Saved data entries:
- - -
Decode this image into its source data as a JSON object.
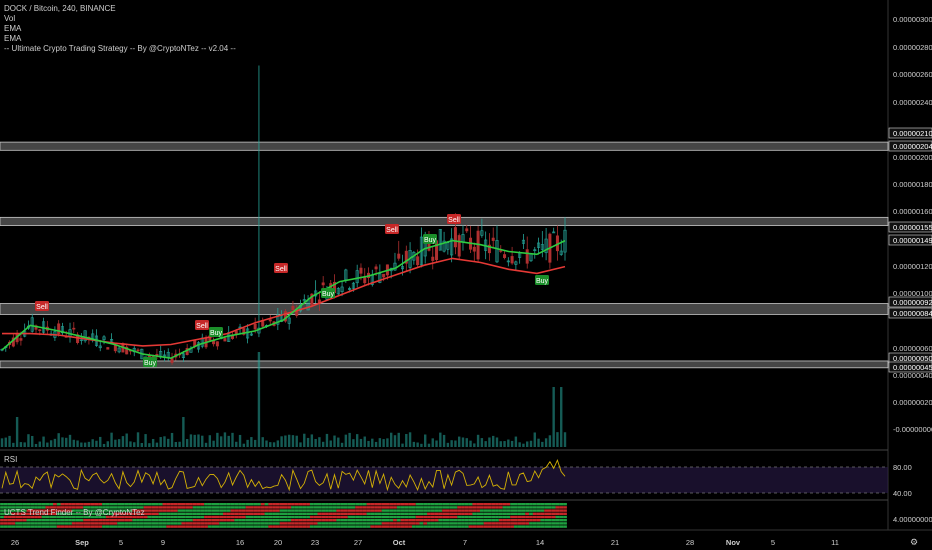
{
  "legend": {
    "title": "DOCK / Bitcoin, 240, BINANCE",
    "line2": "Vol",
    "line3": "EMA",
    "line4": "EMA",
    "line5": "-- Ultimate Crypto Trading Strategy -- By @CryptoNTez -- v2.04 --"
  },
  "panes": {
    "rsi_label": "RSI",
    "trend_label": "UCTS Trend Finder -- By @CryptoNTez"
  },
  "colors": {
    "background": "#000000",
    "candle": "#26a69a",
    "ema_fast": "#2ecc40",
    "ema_slow": "#e53935",
    "zone": "#c8c8c8",
    "rsi_line": "#d4b106",
    "rsi_band": "#2a1a4a",
    "buy": "#1b8f2a",
    "sell": "#c62828",
    "volume": "#26a69a"
  },
  "chart_data": {
    "type": "line",
    "price_axis_ticks": [
      "0.00000300",
      "0.00000280",
      "0.00000260",
      "0.00000240",
      "0.00000200",
      "0.00000180",
      "0.00000160",
      "0.00000120",
      "0.00000100",
      "0.00000060",
      "0.00000040",
      "0.00000020",
      "-0.00000000"
    ],
    "price_axis_labels_boxed": [
      "0.00000210",
      "0.00000204",
      "0.00000155",
      "0.00000149",
      "0.00000092",
      "0.00000084",
      "0.00000050",
      "0.00000045"
    ],
    "ylim": [
      0.0,
      3.1e-06
    ],
    "x_ticks": [
      "26",
      "Sep",
      "5",
      "9",
      "16",
      "20",
      "23",
      "27",
      "Oct",
      "7",
      "14",
      "21",
      "28",
      "Nov",
      "5",
      "11"
    ],
    "zones": [
      [
        2.04e-06,
        2.1e-06
      ],
      [
        1.49e-06,
        1.55e-06
      ],
      [
        8.4e-07,
        9.2e-07
      ],
      [
        4.5e-07,
        5e-07
      ]
    ],
    "series": [
      {
        "name": "EMA",
        "values": [
          5.8e-07,
          7.6e-07,
          7.2e-07,
          6.7e-07,
          6.2e-07,
          5.5e-07,
          5.2e-07,
          6.2e-07,
          6.8e-07,
          7.2e-07,
          8e-07,
          9.7e-07,
          1.08e-06,
          1.12e-06,
          1.18e-06,
          1.32e-06,
          1.38e-06,
          1.35e-06,
          1.3e-06,
          1.28e-06,
          1.38e-06
        ]
      },
      {
        "name": "EMA",
        "values": [
          7e-07,
          7e-07,
          6.9e-07,
          6.6e-07,
          6.3e-07,
          6.1e-07,
          6.2e-07,
          6.6e-07,
          7e-07,
          7.8e-07,
          8.4e-07,
          9e-07,
          9.8e-07,
          1.06e-06,
          1.13e-06,
          1.2e-06,
          1.25e-06,
          1.22e-06,
          1.17e-06,
          1.14e-06,
          1.19e-06
        ]
      }
    ],
    "signals": [
      {
        "label": "Sell",
        "type": "sell"
      },
      {
        "label": "Sell",
        "type": "sell"
      },
      {
        "label": "Sell",
        "type": "sell"
      },
      {
        "label": "Sell",
        "type": "sell"
      },
      {
        "label": "Sell",
        "type": "sell"
      },
      {
        "label": "Buy",
        "type": "buy"
      },
      {
        "label": "Buy",
        "type": "buy"
      },
      {
        "label": "Buy",
        "type": "buy"
      },
      {
        "label": "Buy",
        "type": "buy"
      },
      {
        "label": "Buy",
        "type": "buy"
      }
    ],
    "rsi_ticks": [
      "80.00",
      "40.00"
    ],
    "trend_ticks": [
      "4.00000000"
    ]
  }
}
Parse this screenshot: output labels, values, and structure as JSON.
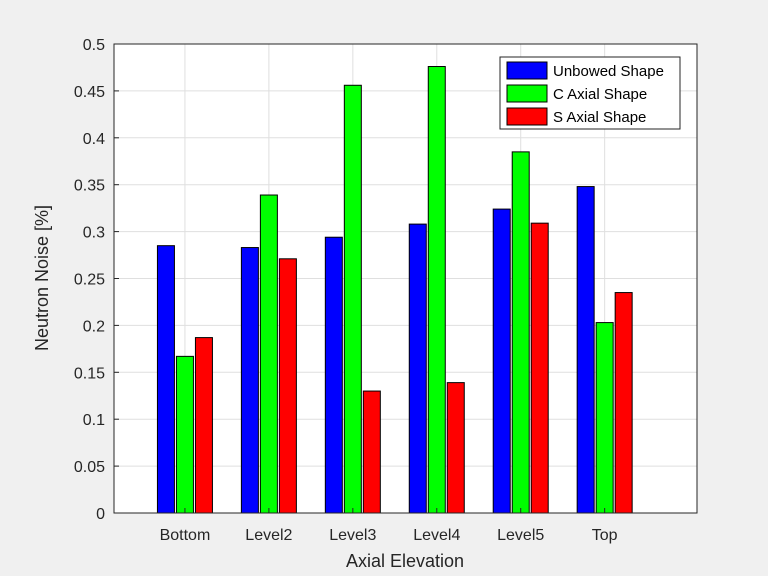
{
  "chart_data": {
    "type": "bar",
    "title": "",
    "xlabel": "Axial Elevation",
    "ylabel": "Neutron Noise [%]",
    "categories": [
      "Bottom",
      "Level2",
      "Level3",
      "Level4",
      "Level5",
      "Top"
    ],
    "series": [
      {
        "name": "Unbowed Shape",
        "color": "#0000ff",
        "values": [
          0.285,
          0.283,
          0.294,
          0.308,
          0.324,
          0.348
        ]
      },
      {
        "name": "C Axial Shape",
        "color": "#00ff00",
        "values": [
          0.167,
          0.339,
          0.456,
          0.476,
          0.385,
          0.203
        ]
      },
      {
        "name": "S Axial Shape",
        "color": "#ff0000",
        "values": [
          0.187,
          0.271,
          0.13,
          0.139,
          0.309,
          0.235
        ]
      }
    ],
    "ylim": [
      0,
      0.5
    ],
    "yticks": [
      "0",
      "0.05",
      "0.1",
      "0.15",
      "0.2",
      "0.25",
      "0.3",
      "0.35",
      "0.4",
      "0.45",
      "0.5"
    ],
    "grid": true,
    "legend_position": "top-right"
  }
}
- - -
(Requirements) Output the records above exactly as they are, leaving out the pictures.

(Result of the exercise)
Decode this image into its source data as a JSON object.
{
  "legend": {
    "title": "DOCK / Bitcoin, 240, BINANCE",
    "line2": "Vol",
    "line3": "EMA",
    "line4": "EMA",
    "line5": "-- Ultimate Crypto Trading Strategy -- By @CryptoNTez -- v2.04 --"
  },
  "panes": {
    "rsi_label": "RSI",
    "trend_label": "UCTS Trend Finder -- By @CryptoNTez"
  },
  "colors": {
    "background": "#000000",
    "candle": "#26a69a",
    "ema_fast": "#2ecc40",
    "ema_slow": "#e53935",
    "zone": "#c8c8c8",
    "rsi_line": "#d4b106",
    "rsi_band": "#2a1a4a",
    "buy": "#1b8f2a",
    "sell": "#c62828",
    "volume": "#26a69a"
  },
  "chart_data": {
    "type": "line",
    "price_axis_ticks": [
      "0.00000300",
      "0.00000280",
      "0.00000260",
      "0.00000240",
      "0.00000200",
      "0.00000180",
      "0.00000160",
      "0.00000120",
      "0.00000100",
      "0.00000060",
      "0.00000040",
      "0.00000020",
      "-0.00000000"
    ],
    "price_axis_labels_boxed": [
      "0.00000210",
      "0.00000204",
      "0.00000155",
      "0.00000149",
      "0.00000092",
      "0.00000084",
      "0.00000050",
      "0.00000045"
    ],
    "ylim": [
      0.0,
      3.1e-06
    ],
    "x_ticks": [
      "26",
      "Sep",
      "5",
      "9",
      "16",
      "20",
      "23",
      "27",
      "Oct",
      "7",
      "14",
      "21",
      "28",
      "Nov",
      "5",
      "11"
    ],
    "zones": [
      [
        2.04e-06,
        2.1e-06
      ],
      [
        1.49e-06,
        1.55e-06
      ],
      [
        8.4e-07,
        9.2e-07
      ],
      [
        4.5e-07,
        5e-07
      ]
    ],
    "series": [
      {
        "name": "EMA",
        "values": [
          5.8e-07,
          7.6e-07,
          7.2e-07,
          6.7e-07,
          6.2e-07,
          5.5e-07,
          5.2e-07,
          6.2e-07,
          6.8e-07,
          7.2e-07,
          8e-07,
          9.7e-07,
          1.08e-06,
          1.12e-06,
          1.18e-06,
          1.32e-06,
          1.38e-06,
          1.35e-06,
          1.3e-06,
          1.28e-06,
          1.38e-06
        ]
      },
      {
        "name": "EMA",
        "values": [
          7e-07,
          7e-07,
          6.9e-07,
          6.6e-07,
          6.3e-07,
          6.1e-07,
          6.2e-07,
          6.6e-07,
          7e-07,
          7.8e-07,
          8.4e-07,
          9e-07,
          9.8e-07,
          1.06e-06,
          1.13e-06,
          1.2e-06,
          1.25e-06,
          1.22e-06,
          1.17e-06,
          1.14e-06,
          1.19e-06
        ]
      }
    ],
    "signals": [
      {
        "label": "Sell",
        "type": "sell"
      },
      {
        "label": "Sell",
        "type": "sell"
      },
      {
        "label": "Sell",
        "type": "sell"
      },
      {
        "label": "Sell",
        "type": "sell"
      },
      {
        "label": "Sell",
        "type": "sell"
      },
      {
        "label": "Buy",
        "type": "buy"
      },
      {
        "label": "Buy",
        "type": "buy"
      },
      {
        "label": "Buy",
        "type": "buy"
      },
      {
        "label": "Buy",
        "type": "buy"
      },
      {
        "label": "Buy",
        "type": "buy"
      }
    ],
    "rsi_ticks": [
      "80.00",
      "40.00"
    ],
    "trend_ticks": [
      "4.00000000"
    ]
  }
}
Parse this screenshot: output labels, values, and structure as JSON.
{
  "chart_data": {
    "type": "bar",
    "title": "",
    "xlabel": "Axial Elevation",
    "ylabel": "Neutron Noise [%]",
    "categories": [
      "Bottom",
      "Level2",
      "Level3",
      "Level4",
      "Level5",
      "Top"
    ],
    "series": [
      {
        "name": "Unbowed Shape",
        "color": "#0000ff",
        "values": [
          0.285,
          0.283,
          0.294,
          0.308,
          0.324,
          0.348
        ]
      },
      {
        "name": "C Axial Shape",
        "color": "#00ff00",
        "values": [
          0.167,
          0.339,
          0.456,
          0.476,
          0.385,
          0.203
        ]
      },
      {
        "name": "S Axial Shape",
        "color": "#ff0000",
        "values": [
          0.187,
          0.271,
          0.13,
          0.139,
          0.309,
          0.235
        ]
      }
    ],
    "ylim": [
      0,
      0.5
    ],
    "yticks": [
      "0",
      "0.05",
      "0.1",
      "0.15",
      "0.2",
      "0.25",
      "0.3",
      "0.35",
      "0.4",
      "0.45",
      "0.5"
    ],
    "grid": true,
    "legend_position": "top-right"
  }
}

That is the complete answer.